- _Stated exercise_: Gather up the lines that contain "crawls".

- _The data_:
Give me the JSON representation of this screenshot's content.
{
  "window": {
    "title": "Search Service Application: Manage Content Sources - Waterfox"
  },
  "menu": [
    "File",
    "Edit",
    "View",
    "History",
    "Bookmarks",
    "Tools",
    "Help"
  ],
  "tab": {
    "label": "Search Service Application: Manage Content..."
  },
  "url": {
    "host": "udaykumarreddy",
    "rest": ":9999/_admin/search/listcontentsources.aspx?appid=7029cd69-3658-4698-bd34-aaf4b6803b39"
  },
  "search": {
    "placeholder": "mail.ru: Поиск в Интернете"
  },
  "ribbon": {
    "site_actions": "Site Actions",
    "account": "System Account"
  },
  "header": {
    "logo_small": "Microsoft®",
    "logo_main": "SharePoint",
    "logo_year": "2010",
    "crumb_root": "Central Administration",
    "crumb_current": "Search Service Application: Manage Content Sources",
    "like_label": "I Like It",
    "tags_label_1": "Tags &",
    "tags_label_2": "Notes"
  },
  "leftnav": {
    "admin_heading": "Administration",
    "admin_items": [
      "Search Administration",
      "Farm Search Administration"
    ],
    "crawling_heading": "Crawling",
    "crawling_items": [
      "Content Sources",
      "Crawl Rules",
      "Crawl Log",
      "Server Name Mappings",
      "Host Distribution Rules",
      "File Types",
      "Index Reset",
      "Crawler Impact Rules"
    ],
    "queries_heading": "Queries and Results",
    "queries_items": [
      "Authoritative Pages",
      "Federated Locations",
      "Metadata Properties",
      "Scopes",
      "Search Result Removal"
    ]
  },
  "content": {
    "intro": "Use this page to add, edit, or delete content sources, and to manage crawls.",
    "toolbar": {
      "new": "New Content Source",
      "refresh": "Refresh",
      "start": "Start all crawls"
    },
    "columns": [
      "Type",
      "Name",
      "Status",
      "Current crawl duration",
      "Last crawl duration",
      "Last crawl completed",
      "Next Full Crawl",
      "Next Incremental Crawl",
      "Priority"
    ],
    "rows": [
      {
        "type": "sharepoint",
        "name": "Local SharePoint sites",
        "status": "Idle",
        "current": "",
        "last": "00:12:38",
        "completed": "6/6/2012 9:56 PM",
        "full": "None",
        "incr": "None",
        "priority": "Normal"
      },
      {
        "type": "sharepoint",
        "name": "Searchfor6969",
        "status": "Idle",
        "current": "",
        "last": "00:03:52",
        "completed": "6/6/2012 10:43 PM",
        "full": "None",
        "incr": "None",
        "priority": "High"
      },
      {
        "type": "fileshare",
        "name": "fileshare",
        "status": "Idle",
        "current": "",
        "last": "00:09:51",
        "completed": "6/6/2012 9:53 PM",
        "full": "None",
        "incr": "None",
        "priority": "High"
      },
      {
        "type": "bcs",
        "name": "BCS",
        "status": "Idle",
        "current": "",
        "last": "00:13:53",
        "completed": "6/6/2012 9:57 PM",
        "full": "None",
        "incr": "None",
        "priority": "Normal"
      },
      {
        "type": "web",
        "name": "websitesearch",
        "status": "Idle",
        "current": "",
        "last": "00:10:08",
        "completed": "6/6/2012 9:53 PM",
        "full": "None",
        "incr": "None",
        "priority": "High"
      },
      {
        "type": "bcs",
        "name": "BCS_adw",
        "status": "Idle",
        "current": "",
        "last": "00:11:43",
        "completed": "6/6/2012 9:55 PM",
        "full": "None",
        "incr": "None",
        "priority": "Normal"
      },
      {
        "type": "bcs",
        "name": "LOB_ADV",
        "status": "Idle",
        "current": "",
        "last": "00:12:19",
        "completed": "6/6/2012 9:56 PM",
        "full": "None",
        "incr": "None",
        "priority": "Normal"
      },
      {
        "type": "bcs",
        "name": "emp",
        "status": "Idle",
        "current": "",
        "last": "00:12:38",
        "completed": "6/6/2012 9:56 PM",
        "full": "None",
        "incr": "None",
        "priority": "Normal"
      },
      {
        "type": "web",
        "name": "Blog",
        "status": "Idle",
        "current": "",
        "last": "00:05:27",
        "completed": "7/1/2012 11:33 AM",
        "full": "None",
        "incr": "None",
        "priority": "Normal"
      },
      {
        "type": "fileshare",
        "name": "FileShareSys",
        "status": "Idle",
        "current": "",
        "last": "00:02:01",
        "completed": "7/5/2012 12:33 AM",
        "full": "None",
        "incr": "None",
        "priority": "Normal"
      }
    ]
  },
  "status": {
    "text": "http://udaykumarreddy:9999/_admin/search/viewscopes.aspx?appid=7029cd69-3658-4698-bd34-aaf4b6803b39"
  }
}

- _Response_:
    "intro": "Use this page to add, edit, or delete content sources, and to manage crawls.",
      "start": "Start all crawls"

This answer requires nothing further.